*Materials provided:*
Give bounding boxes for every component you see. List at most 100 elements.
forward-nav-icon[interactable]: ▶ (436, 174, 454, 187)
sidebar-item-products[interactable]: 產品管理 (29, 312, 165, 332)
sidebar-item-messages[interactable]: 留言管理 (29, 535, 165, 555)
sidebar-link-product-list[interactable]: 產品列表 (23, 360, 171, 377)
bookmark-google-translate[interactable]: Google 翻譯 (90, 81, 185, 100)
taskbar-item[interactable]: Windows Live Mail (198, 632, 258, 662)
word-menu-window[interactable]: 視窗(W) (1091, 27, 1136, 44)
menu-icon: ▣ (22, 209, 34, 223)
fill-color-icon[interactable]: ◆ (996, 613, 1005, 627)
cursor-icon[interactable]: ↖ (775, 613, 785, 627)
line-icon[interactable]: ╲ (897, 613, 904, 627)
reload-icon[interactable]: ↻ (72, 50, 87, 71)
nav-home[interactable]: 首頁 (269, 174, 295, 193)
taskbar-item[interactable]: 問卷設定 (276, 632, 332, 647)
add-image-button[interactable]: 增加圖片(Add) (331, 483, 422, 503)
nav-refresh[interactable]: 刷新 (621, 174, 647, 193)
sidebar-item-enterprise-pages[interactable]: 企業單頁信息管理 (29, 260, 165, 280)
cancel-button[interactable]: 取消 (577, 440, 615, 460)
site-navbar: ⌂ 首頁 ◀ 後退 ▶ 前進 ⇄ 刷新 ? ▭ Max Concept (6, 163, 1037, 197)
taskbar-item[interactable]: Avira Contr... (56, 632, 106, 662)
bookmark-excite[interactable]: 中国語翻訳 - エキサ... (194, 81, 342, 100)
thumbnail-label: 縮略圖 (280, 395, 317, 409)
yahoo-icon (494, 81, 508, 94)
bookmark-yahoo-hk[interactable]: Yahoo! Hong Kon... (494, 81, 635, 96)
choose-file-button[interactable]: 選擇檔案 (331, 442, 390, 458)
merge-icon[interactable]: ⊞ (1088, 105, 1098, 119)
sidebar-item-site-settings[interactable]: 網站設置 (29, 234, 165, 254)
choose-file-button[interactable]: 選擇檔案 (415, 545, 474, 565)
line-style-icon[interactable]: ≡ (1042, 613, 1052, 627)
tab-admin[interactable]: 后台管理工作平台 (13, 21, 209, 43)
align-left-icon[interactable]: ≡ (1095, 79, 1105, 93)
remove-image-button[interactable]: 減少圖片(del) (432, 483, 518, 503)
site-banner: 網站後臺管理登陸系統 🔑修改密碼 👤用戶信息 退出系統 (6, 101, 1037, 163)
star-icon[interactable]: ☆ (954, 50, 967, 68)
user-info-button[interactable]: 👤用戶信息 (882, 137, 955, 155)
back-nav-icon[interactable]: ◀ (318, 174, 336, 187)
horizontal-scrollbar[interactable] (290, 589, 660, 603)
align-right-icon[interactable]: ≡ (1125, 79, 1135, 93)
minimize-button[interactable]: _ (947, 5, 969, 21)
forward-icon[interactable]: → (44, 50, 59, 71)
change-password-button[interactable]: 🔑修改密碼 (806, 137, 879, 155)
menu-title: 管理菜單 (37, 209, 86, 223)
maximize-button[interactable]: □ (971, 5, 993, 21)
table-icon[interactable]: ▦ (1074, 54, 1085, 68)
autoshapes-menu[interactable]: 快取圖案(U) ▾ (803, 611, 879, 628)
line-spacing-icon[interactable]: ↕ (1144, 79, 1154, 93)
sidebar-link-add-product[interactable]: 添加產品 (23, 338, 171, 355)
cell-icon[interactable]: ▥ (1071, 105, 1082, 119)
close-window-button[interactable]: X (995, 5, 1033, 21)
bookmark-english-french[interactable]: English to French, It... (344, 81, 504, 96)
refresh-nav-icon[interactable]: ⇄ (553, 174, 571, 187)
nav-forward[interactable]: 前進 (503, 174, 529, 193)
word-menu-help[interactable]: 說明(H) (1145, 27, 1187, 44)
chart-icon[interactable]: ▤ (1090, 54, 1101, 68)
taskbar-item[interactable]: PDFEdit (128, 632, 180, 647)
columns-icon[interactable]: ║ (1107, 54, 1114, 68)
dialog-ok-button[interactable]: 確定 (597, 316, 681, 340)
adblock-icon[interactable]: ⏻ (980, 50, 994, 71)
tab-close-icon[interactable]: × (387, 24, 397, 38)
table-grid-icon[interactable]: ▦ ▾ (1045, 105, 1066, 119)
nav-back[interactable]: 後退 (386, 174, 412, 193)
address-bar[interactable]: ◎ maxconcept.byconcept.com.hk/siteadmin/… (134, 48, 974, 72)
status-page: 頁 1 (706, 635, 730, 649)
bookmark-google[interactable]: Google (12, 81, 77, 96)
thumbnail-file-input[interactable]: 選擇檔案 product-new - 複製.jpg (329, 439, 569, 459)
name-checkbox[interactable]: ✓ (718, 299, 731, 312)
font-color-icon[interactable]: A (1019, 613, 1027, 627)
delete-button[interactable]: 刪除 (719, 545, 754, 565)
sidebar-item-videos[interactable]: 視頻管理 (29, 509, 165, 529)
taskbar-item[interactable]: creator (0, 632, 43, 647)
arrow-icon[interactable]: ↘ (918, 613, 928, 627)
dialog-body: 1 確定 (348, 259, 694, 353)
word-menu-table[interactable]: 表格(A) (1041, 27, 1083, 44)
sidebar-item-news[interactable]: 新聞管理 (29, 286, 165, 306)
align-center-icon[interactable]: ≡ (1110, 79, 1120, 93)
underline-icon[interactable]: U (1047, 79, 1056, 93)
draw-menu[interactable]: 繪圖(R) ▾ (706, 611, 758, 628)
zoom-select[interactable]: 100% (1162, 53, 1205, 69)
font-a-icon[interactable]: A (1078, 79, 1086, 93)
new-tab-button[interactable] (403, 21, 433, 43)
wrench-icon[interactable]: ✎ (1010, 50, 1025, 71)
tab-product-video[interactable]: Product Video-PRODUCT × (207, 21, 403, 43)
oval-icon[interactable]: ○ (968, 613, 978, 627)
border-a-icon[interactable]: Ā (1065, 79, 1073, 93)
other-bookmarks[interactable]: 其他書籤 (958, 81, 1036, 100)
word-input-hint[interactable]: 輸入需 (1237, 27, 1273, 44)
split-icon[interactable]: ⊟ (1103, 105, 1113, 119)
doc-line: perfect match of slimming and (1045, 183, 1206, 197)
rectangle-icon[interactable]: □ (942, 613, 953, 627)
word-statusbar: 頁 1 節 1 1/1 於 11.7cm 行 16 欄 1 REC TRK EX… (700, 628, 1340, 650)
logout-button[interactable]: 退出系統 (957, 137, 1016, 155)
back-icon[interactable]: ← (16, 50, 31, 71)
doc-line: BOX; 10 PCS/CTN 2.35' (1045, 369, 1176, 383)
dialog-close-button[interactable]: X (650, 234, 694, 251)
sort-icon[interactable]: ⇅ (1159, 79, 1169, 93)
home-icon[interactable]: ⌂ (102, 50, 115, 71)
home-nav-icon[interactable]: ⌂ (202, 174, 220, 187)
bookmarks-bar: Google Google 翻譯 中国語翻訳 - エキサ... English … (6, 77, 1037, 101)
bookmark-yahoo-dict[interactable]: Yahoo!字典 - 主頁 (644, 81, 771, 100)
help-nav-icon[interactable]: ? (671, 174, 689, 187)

*Task:* Retype every line of the material above without changing anything.

*Result of this exercise:*
Give bounding boxes for every component you see. List at most 100 elements.
forward-nav-icon[interactable]: ▶ (436, 174, 454, 187)
sidebar-item-products[interactable]: 產品管理 (29, 312, 165, 332)
sidebar-item-messages[interactable]: 留言管理 (29, 535, 165, 555)
sidebar-link-product-list[interactable]: 產品列表 (23, 360, 171, 377)
bookmark-google-translate[interactable]: Google 翻譯 (90, 81, 185, 100)
taskbar-item[interactable]: Windows Live Mail (198, 632, 258, 662)
word-menu-window[interactable]: 視窗(W) (1091, 27, 1136, 44)
menu-icon: ▣ (22, 209, 34, 223)
fill-color-icon[interactable]: ◆ (996, 613, 1005, 627)
cursor-icon[interactable]: ↖ (775, 613, 785, 627)
line-icon[interactable]: ╲ (897, 613, 904, 627)
reload-icon[interactable]: ↻ (72, 50, 87, 71)
nav-home[interactable]: 首頁 (269, 174, 295, 193)
taskbar-item[interactable]: 問卷設定 (276, 632, 332, 647)
add-image-button[interactable]: 增加圖片(Add) (331, 483, 422, 503)
nav-refresh[interactable]: 刷新 (621, 174, 647, 193)
sidebar-item-enterprise-pages[interactable]: 企業單頁信息管理 (29, 260, 165, 280)
cancel-button[interactable]: 取消 (577, 440, 615, 460)
site-navbar: ⌂ 首頁 ◀ 後退 ▶ 前進 ⇄ 刷新 ? ▭ Max Concept (6, 163, 1037, 197)
taskbar-item[interactable]: Avira Contr... (56, 632, 106, 662)
bookmark-excite[interactable]: 中国語翻訳 - エキサ... (194, 81, 342, 100)
thumbnail-label: 縮略圖 (280, 395, 317, 409)
yahoo-icon (494, 81, 508, 94)
bookmark-yahoo-hk[interactable]: Yahoo! Hong Kon... (494, 81, 635, 96)
choose-file-button[interactable]: 選擇檔案 (331, 442, 390, 458)
merge-icon[interactable]: ⊞ (1088, 105, 1098, 119)
sidebar-item-site-settings[interactable]: 網站設置 (29, 234, 165, 254)
choose-file-button[interactable]: 選擇檔案 (415, 545, 474, 565)
line-style-icon[interactable]: ≡ (1042, 613, 1052, 627)
tab-admin[interactable]: 后台管理工作平台 (13, 21, 209, 43)
align-left-icon[interactable]: ≡ (1095, 79, 1105, 93)
remove-image-button[interactable]: 減少圖片(del) (432, 483, 518, 503)
site-banner: 網站後臺管理登陸系統 🔑修改密碼 👤用戶信息 退出系統 (6, 101, 1037, 163)
star-icon[interactable]: ☆ (954, 50, 967, 68)
user-info-button[interactable]: 👤用戶信息 (882, 137, 955, 155)
back-nav-icon[interactable]: ◀ (318, 174, 336, 187)
horizontal-scrollbar[interactable] (290, 589, 660, 603)
align-right-icon[interactable]: ≡ (1125, 79, 1135, 93)
minimize-button[interactable]: _ (947, 5, 969, 21)
forward-icon[interactable]: → (44, 50, 59, 71)
change-password-button[interactable]: 🔑修改密碼 (806, 137, 879, 155)
menu-title: 管理菜單 (37, 209, 86, 223)
maximize-button[interactable]: □ (971, 5, 993, 21)
table-icon[interactable]: ▦ (1074, 54, 1085, 68)
autoshapes-menu[interactable]: 快取圖案(U) ▾ (803, 611, 879, 628)
line-spacing-icon[interactable]: ↕ (1144, 79, 1154, 93)
sidebar-link-add-product[interactable]: 添加產品 (23, 338, 171, 355)
cell-icon[interactable]: ▥ (1071, 105, 1082, 119)
close-window-button[interactable]: X (995, 5, 1033, 21)
bookmark-english-french[interactable]: English to French, It... (344, 81, 504, 96)
refresh-nav-icon[interactable]: ⇄ (553, 174, 571, 187)
nav-forward[interactable]: 前進 (503, 174, 529, 193)
word-menu-help[interactable]: 說明(H) (1145, 27, 1187, 44)
chart-icon[interactable]: ▤ (1090, 54, 1101, 68)
taskbar-item[interactable]: PDFEdit (128, 632, 180, 647)
columns-icon[interactable]: ║ (1107, 54, 1114, 68)
dialog-ok-button[interactable]: 確定 (597, 316, 681, 340)
adblock-icon[interactable]: ⏻ (980, 50, 994, 71)
tab-close-icon[interactable]: × (387, 24, 397, 38)
table-grid-icon[interactable]: ▦ ▾ (1045, 105, 1066, 119)
nav-back[interactable]: 後退 (386, 174, 412, 193)
address-bar[interactable]: ◎ maxconcept.byconcept.com.hk/siteadmin/… (134, 48, 974, 72)
status-page: 頁 1 (706, 635, 730, 649)
bookmark-google[interactable]: Google (12, 81, 77, 96)
thumbnail-file-input[interactable]: 選擇檔案 product-new - 複製.jpg (329, 439, 569, 459)
name-checkbox[interactable]: ✓ (718, 299, 731, 312)
font-color-icon[interactable]: A (1019, 613, 1027, 627)
delete-button[interactable]: 刪除 (719, 545, 754, 565)
sidebar-item-videos[interactable]: 視頻管理 (29, 509, 165, 529)
taskbar-item[interactable]: creator (0, 632, 43, 647)
arrow-icon[interactable]: ↘ (918, 613, 928, 627)
dialog-body: 1 確定 (348, 259, 694, 353)
word-menu-table[interactable]: 表格(A) (1041, 27, 1083, 44)
sidebar-item-news[interactable]: 新聞管理 (29, 286, 165, 306)
align-center-icon[interactable]: ≡ (1110, 79, 1120, 93)
underline-icon[interactable]: U (1047, 79, 1056, 93)
draw-menu[interactable]: 繪圖(R) ▾ (706, 611, 758, 628)
zoom-select[interactable]: 100% (1162, 53, 1205, 69)
font-a-icon[interactable]: A (1078, 79, 1086, 93)
new-tab-button[interactable] (403, 21, 433, 43)
wrench-icon[interactable]: ✎ (1010, 50, 1025, 71)
tab-product-video[interactable]: Product Video-PRODUCT × (207, 21, 403, 43)
oval-icon[interactable]: ○ (968, 613, 978, 627)
border-a-icon[interactable]: Ā (1065, 79, 1073, 93)
other-bookmarks[interactable]: 其他書籤 (958, 81, 1036, 100)
word-input-hint[interactable]: 輸入需 (1237, 27, 1273, 44)
split-icon[interactable]: ⊟ (1103, 105, 1113, 119)
doc-line: perfect match of slimming and (1045, 183, 1206, 197)
rectangle-icon[interactable]: □ (942, 613, 953, 627)
word-statusbar: 頁 1 節 1 1/1 於 11.7cm 行 16 欄 1 REC TRK EX… (700, 628, 1340, 650)
logout-button[interactable]: 退出系統 (957, 137, 1016, 155)
back-icon[interactable]: ← (16, 50, 31, 71)
doc-line: BOX; 10 PCS/CTN 2.35' (1045, 369, 1176, 383)
dialog-close-button[interactable]: X (650, 234, 694, 251)
sort-icon[interactable]: ⇅ (1159, 79, 1169, 93)
home-icon[interactable]: ⌂ (102, 50, 115, 71)
home-nav-icon[interactable]: ⌂ (202, 174, 220, 187)
bookmarks-bar: Google Google 翻譯 中国語翻訳 - エキサ... English … (6, 77, 1037, 101)
bookmark-yahoo-dict[interactable]: Yahoo!字典 - 主頁 (644, 81, 771, 100)
help-nav-icon[interactable]: ? (671, 174, 689, 187)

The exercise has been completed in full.